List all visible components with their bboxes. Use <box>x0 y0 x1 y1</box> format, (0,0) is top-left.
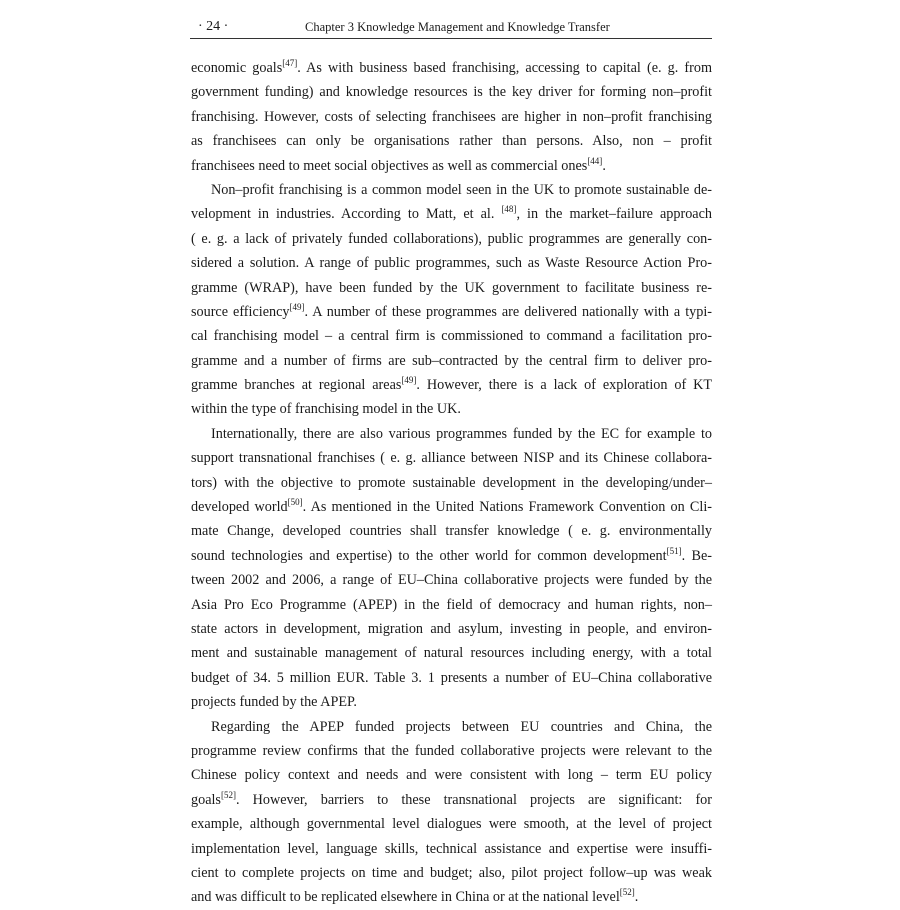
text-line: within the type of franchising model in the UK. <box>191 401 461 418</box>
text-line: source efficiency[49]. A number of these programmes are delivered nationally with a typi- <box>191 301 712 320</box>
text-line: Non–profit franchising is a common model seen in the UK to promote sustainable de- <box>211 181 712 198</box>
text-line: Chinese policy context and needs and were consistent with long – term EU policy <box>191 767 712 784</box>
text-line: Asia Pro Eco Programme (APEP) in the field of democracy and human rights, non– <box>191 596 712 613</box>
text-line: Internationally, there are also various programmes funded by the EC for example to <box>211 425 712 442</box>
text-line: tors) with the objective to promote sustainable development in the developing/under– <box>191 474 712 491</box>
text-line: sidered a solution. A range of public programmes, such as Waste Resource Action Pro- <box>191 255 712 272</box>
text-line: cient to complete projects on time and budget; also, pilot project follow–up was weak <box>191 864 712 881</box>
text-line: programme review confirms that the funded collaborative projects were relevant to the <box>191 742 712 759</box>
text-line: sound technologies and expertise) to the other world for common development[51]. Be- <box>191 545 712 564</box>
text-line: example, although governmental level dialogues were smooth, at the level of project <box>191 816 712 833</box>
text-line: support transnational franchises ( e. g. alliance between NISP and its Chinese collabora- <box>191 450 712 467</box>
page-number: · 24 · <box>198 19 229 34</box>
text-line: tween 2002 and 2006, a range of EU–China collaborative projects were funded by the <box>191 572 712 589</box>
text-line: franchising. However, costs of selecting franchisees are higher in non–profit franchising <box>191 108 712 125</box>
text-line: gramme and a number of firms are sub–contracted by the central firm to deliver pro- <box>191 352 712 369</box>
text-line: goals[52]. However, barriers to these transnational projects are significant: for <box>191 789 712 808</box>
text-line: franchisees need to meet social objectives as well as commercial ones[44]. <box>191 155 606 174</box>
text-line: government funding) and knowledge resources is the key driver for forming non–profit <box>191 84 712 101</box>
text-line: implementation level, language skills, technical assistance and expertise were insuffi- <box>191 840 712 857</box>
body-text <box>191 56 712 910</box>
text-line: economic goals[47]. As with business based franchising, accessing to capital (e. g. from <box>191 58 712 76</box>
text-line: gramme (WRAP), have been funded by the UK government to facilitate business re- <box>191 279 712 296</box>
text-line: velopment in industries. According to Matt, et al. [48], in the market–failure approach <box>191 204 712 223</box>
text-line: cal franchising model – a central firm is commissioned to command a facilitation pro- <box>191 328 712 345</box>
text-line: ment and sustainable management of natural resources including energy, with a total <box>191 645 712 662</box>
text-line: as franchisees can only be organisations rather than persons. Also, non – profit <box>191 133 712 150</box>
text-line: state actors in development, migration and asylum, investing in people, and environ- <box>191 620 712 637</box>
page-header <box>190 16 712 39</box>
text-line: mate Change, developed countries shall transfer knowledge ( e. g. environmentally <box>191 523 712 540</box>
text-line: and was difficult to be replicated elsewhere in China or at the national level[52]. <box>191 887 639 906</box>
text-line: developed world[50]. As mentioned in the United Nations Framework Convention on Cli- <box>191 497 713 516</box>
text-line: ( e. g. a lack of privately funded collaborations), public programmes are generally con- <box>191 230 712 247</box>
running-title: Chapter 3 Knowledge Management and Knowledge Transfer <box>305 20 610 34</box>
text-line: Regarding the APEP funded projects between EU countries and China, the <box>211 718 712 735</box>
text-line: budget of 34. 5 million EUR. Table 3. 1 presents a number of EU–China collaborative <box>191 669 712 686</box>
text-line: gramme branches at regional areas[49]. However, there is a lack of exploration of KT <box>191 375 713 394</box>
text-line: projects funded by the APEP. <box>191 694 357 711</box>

----------

Written instruction –
Reproduce the records from the line that has "text-line: within the" through the line that has "text-line: source efficiency[49].", keeping every character unchanged.

Complete response –
text-line: within the type of franchising model in the UK. <box>191 401 461 418</box>
text-line: source efficiency[49]. A number of these programmes are delivered nationally with a typi- <box>191 301 712 320</box>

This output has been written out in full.